Document page transcript entries:

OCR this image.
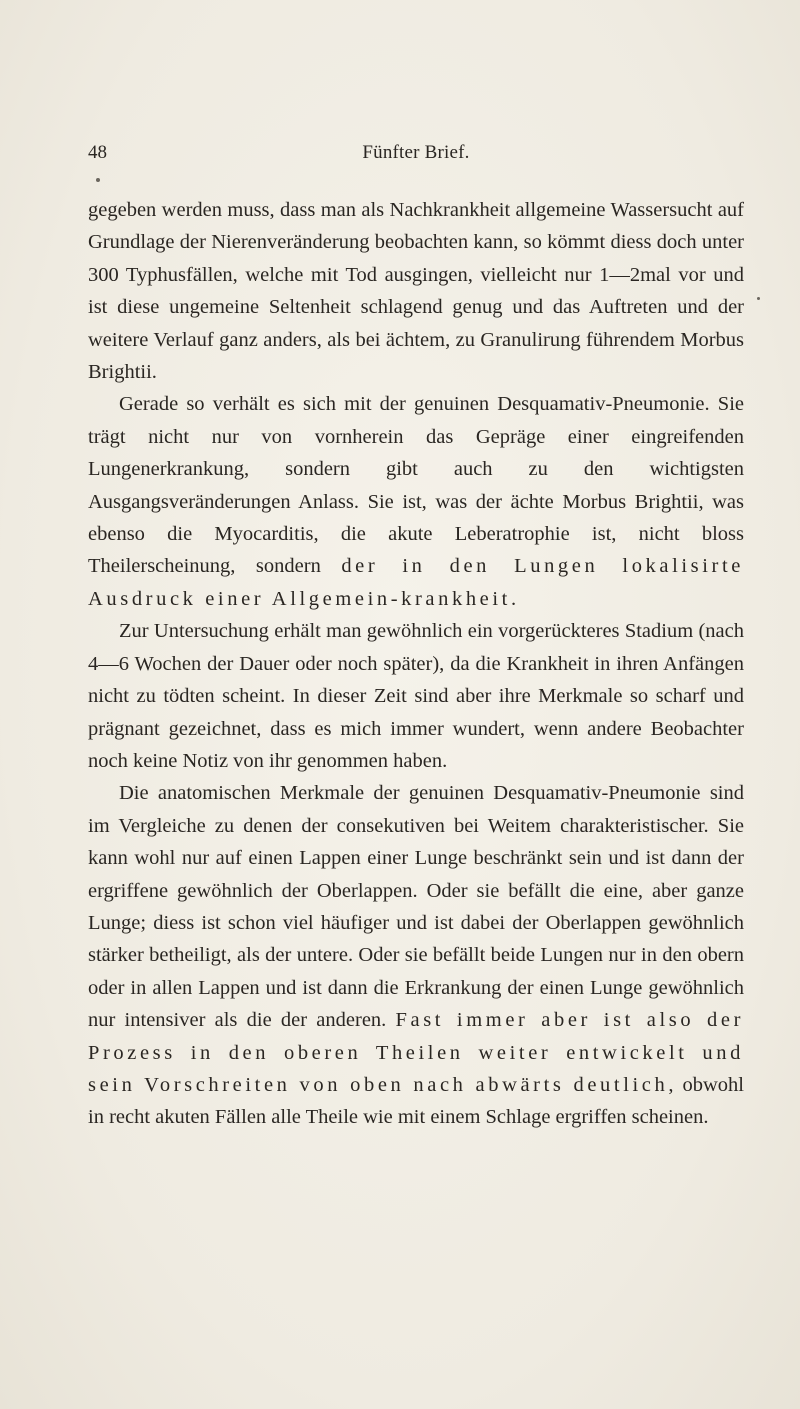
48	Fünfter Brief.

gegeben werden muss, dass man als Nachkrankheit allgemeine Wassersucht auf Grundlage der Nierenveränderung beobachten kann, so kömmt diess doch unter 300 Typhusfällen, welche mit Tod ausgingen, vielleicht nur 1—2mal vor und ist diese ungemeine Seltenheit schlagend genug und das Auftreten und der weitere Verlauf ganz anders, als bei ächtem, zu Granulirung führendem Morbus Brightii.

Gerade so verhält es sich mit der genuinen Desquamativ-Pneumonie. Sie trägt nicht nur von vornherein das Gepräge einer eingreifenden Lungenerkrankung, sondern gibt auch zu den wichtigsten Ausgangsveränderungen Anlass. Sie ist, was der ächte Morbus Brightii, was ebenso die Myocarditis, die akute Leberatrophie ist, nicht bloss Theilerscheinung, sondern der in den Lungen lokalisirte Ausdruck einer Allgemein-krankheit.

Zur Untersuchung erhält man gewöhnlich ein vorgerückteres Stadium (nach 4—6 Wochen der Dauer oder noch später), da die Krankheit in ihren Anfängen nicht zu tödten scheint. In dieser Zeit sind aber ihre Merkmale so scharf und prägnant gezeichnet, dass es mich immer wundert, wenn andere Beobachter noch keine Notiz von ihr genommen haben.

Die anatomischen Merkmale der genuinen Desquamativ-Pneumonie sind im Vergleiche zu denen der consekutiven bei Weitem charakteristischer. Sie kann wohl nur auf einen Lappen einer Lunge beschränkt sein und ist dann der ergriffene gewöhnlich der Oberlappen. Oder sie befällt die eine, aber ganze Lunge; diess ist schon viel häufiger und ist dabei der Oberlappen gewöhnlich stärker betheiligt, als der untere. Oder sie befällt beide Lungen nur in den obern oder in allen Lappen und ist dann die Erkrankung der einen Lunge gewöhnlich nur intensiver als die der anderen. Fast immer aber ist also der Prozess in den oberen Theilen weiter entwickelt und sein Vorschreiten von oben nach abwärts deutlich, obwohl in recht akuten Fällen alle Theile wie mit einem Schlage ergriffen scheinen.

■ **WHAT YOU NEED TO DO**
Since the pictures are not wanted, copy only the text of the records above, exactly.

■ **TASK RESULT**
OCR this image.
48	Fünfter Brief.

gegeben werden muss, dass man als Nachkrankheit allgemeine Wassersucht auf Grundlage der Nierenveränderung beobachten kann, so kömmt diess doch unter 300 Typhusfällen, welche mit Tod ausgingen, vielleicht nur 1—2mal vor und ist diese ungemeine Seltenheit schlagend genug und das Auftreten und der weitere Verlauf ganz anders, als bei ächtem, zu Granulirung führendem Morbus Brightii.

Gerade so verhält es sich mit der genuinen Desquamativ-Pneumonie. Sie trägt nicht nur von vornherein das Gepräge einer eingreifenden Lungenerkrankung, sondern gibt auch zu den wichtigsten Ausgangsveränderungen Anlass. Sie ist, was der ächte Morbus Brightii, was ebenso die Myocarditis, die akute Leberatrophie ist, nicht bloss Theilerscheinung, sondern der in den Lungen lokalisirte Ausdruck einer Allgemein-krankheit.

Zur Untersuchung erhält man gewöhnlich ein vorgerückteres Stadium (nach 4—6 Wochen der Dauer oder noch später), da die Krankheit in ihren Anfängen nicht zu tödten scheint. In dieser Zeit sind aber ihre Merkmale so scharf und prägnant gezeichnet, dass es mich immer wundert, wenn andere Beobachter noch keine Notiz von ihr genommen haben.

Die anatomischen Merkmale der genuinen Desquamativ-Pneumonie sind im Vergleiche zu denen der consekutiven bei Weitem charakteristischer. Sie kann wohl nur auf einen Lappen einer Lunge beschränkt sein und ist dann der ergriffene gewöhnlich der Oberlappen. Oder sie befällt die eine, aber ganze Lunge; diess ist schon viel häufiger und ist dabei der Oberlappen gewöhnlich stärker betheiligt, als der untere. Oder sie befällt beide Lungen nur in den obern oder in allen Lappen und ist dann die Erkrankung der einen Lunge gewöhnlich nur intensiver als die der anderen. Fast immer aber ist also der Prozess in den oberen Theilen weiter entwickelt und sein Vorschreiten von oben nach abwärts deutlich, obwohl in recht akuten Fällen alle Theile wie mit einem Schlage ergriffen scheinen.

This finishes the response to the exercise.